[Stored data start]

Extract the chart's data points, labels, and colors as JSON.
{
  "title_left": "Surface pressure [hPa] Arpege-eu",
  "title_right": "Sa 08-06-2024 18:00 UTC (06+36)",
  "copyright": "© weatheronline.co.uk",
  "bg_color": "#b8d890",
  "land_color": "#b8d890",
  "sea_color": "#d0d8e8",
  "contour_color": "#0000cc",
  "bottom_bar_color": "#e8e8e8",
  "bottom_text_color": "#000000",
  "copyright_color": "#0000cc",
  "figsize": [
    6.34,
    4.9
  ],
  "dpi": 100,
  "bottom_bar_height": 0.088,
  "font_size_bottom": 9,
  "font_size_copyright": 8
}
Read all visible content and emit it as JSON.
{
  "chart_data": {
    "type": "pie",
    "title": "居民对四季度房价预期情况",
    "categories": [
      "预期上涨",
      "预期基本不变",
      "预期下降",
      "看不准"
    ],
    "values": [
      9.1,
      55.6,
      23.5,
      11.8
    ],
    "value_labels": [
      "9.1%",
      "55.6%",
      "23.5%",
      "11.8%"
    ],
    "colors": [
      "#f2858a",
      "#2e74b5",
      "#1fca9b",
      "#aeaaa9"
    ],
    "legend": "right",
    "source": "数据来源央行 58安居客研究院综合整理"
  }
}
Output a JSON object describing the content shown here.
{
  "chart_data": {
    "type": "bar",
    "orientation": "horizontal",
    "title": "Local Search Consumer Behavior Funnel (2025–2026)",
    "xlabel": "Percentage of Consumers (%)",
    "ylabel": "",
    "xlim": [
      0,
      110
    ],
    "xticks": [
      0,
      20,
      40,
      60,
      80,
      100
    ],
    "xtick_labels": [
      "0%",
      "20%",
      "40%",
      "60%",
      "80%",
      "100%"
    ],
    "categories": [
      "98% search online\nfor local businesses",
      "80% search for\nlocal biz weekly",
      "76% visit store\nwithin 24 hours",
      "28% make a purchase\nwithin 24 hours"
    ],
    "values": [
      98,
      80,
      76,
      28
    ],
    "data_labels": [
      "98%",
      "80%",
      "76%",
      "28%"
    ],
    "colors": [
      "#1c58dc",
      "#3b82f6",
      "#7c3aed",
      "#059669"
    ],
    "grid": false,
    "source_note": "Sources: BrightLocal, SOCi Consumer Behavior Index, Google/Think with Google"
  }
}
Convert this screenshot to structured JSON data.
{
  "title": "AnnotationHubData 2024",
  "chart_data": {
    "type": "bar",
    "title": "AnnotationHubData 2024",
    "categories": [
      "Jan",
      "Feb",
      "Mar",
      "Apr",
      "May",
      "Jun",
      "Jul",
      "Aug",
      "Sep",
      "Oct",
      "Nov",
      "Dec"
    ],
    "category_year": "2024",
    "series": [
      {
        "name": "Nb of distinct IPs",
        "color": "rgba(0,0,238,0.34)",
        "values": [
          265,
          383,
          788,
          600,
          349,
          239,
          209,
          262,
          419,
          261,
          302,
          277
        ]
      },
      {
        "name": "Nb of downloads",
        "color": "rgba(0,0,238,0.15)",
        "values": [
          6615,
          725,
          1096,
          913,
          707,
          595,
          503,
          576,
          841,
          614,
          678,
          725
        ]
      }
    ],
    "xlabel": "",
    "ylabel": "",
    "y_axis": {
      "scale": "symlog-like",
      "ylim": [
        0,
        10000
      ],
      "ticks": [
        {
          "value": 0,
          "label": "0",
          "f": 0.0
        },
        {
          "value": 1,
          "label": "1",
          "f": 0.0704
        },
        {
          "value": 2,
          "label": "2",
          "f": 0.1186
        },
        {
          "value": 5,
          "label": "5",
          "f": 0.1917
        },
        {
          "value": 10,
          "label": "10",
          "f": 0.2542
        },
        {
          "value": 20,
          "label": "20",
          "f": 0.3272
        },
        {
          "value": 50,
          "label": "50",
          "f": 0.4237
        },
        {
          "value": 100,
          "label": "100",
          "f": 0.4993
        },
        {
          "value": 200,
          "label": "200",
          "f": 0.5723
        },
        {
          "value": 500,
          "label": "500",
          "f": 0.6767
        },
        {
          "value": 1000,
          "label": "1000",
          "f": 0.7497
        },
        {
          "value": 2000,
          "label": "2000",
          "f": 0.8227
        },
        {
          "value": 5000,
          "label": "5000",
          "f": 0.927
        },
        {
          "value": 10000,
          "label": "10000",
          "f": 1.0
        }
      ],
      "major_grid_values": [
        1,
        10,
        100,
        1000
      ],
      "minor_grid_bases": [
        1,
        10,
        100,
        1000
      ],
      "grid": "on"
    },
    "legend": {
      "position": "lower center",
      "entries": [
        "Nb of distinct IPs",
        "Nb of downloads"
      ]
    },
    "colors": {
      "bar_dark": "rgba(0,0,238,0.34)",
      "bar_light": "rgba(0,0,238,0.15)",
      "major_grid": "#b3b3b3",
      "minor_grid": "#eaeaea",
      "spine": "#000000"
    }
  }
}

[Stored data end]

**What you are asked to do**: Repeat every line of the data, exactly and in full.

**Response**:
Extract the chart's data points, labels, and colors as JSON.
{
  "title_left": "Surface pressure [hPa] Arpege-eu",
  "title_right": "Sa 08-06-2024 18:00 UTC (06+36)",
  "copyright": "© weatheronline.co.uk",
  "bg_color": "#b8d890",
  "land_color": "#b8d890",
  "sea_color": "#d0d8e8",
  "contour_color": "#0000cc",
  "bottom_bar_color": "#e8e8e8",
  "bottom_text_color": "#000000",
  "copyright_color": "#0000cc",
  "figsize": [
    6.34,
    4.9
  ],
  "dpi": 100,
  "bottom_bar_height": 0.088,
  "font_size_bottom": 9,
  "font_size_copyright": 8
}
Read all visible content and emit it as JSON.
{
  "chart_data": {
    "type": "pie",
    "title": "居民对四季度房价预期情况",
    "categories": [
      "预期上涨",
      "预期基本不变",
      "预期下降",
      "看不准"
    ],
    "values": [
      9.1,
      55.6,
      23.5,
      11.8
    ],
    "value_labels": [
      "9.1%",
      "55.6%",
      "23.5%",
      "11.8%"
    ],
    "colors": [
      "#f2858a",
      "#2e74b5",
      "#1fca9b",
      "#aeaaa9"
    ],
    "legend": "right",
    "source": "数据来源央行 58安居客研究院综合整理"
  }
}
Output a JSON object describing the content shown here.
{
  "chart_data": {
    "type": "bar",
    "orientation": "horizontal",
    "title": "Local Search Consumer Behavior Funnel (2025–2026)",
    "xlabel": "Percentage of Consumers (%)",
    "ylabel": "",
    "xlim": [
      0,
      110
    ],
    "xticks": [
      0,
      20,
      40,
      60,
      80,
      100
    ],
    "xtick_labels": [
      "0%",
      "20%",
      "40%",
      "60%",
      "80%",
      "100%"
    ],
    "categories": [
      "98% search online\nfor local businesses",
      "80% search for\nlocal biz weekly",
      "76% visit store\nwithin 24 hours",
      "28% make a purchase\nwithin 24 hours"
    ],
    "values": [
      98,
      80,
      76,
      28
    ],
    "data_labels": [
      "98%",
      "80%",
      "76%",
      "28%"
    ],
    "colors": [
      "#1c58dc",
      "#3b82f6",
      "#7c3aed",
      "#059669"
    ],
    "grid": false,
    "source_note": "Sources: BrightLocal, SOCi Consumer Behavior Index, Google/Think with Google"
  }
}
Convert this screenshot to structured JSON data.
{
  "title": "AnnotationHubData 2024",
  "chart_data": {
    "type": "bar",
    "title": "AnnotationHubData 2024",
    "categories": [
      "Jan",
      "Feb",
      "Mar",
      "Apr",
      "May",
      "Jun",
      "Jul",
      "Aug",
      "Sep",
      "Oct",
      "Nov",
      "Dec"
    ],
    "category_year": "2024",
    "series": [
      {
        "name": "Nb of distinct IPs",
        "color": "rgba(0,0,238,0.34)",
        "values": [
          265,
          383,
          788,
          600,
          349,
          239,
          209,
          262,
          419,
          261,
          302,
          277
        ]
      },
      {
        "name": "Nb of downloads",
        "color": "rgba(0,0,238,0.15)",
        "values": [
          6615,
          725,
          1096,
          913,
          707,
          595,
          503,
          576,
          841,
          614,
          678,
          725
        ]
      }
    ],
    "xlabel": "",
    "ylabel": "",
    "y_axis": {
      "scale": "symlog-like",
      "ylim": [
        0,
        10000
      ],
      "ticks": [
        {
          "value": 0,
          "label": "0",
          "f": 0.0
        },
        {
          "value": 1,
          "label": "1",
          "f": 0.0704
        },
        {
          "value": 2,
          "label": "2",
          "f": 0.1186
        },
        {
          "value": 5,
          "label": "5",
          "f": 0.1917
        },
        {
          "value": 10,
          "label": "10",
          "f": 0.2542
        },
        {
          "value": 20,
          "label": "20",
          "f": 0.3272
        },
        {
          "value": 50,
          "label": "50",
          "f": 0.4237
        },
        {
          "value": 100,
          "label": "100",
          "f": 0.4993
        },
        {
          "value": 200,
          "label": "200",
          "f": 0.5723
        },
        {
          "value": 500,
          "label": "500",
          "f": 0.6767
        },
        {
          "value": 1000,
          "label": "1000",
          "f": 0.7497
        },
        {
          "value": 2000,
          "label": "2000",
          "f": 0.8227
        },
        {
          "value": 5000,
          "label": "5000",
          "f": 0.927
        },
        {
          "value": 10000,
          "label": "10000",
          "f": 1.0
        }
      ],
      "major_grid_values": [
        1,
        10,
        100,
        1000
      ],
      "minor_grid_bases": [
        1,
        10,
        100,
        1000
      ],
      "grid": "on"
    },
    "legend": {
      "position": "lower center",
      "entries": [
        "Nb of distinct IPs",
        "Nb of downloads"
      ]
    },
    "colors": {
      "bar_dark": "rgba(0,0,238,0.34)",
      "bar_light": "rgba(0,0,238,0.15)",
      "major_grid": "#b3b3b3",
      "minor_grid": "#eaeaea",
      "spine": "#000000"
    }
  }
}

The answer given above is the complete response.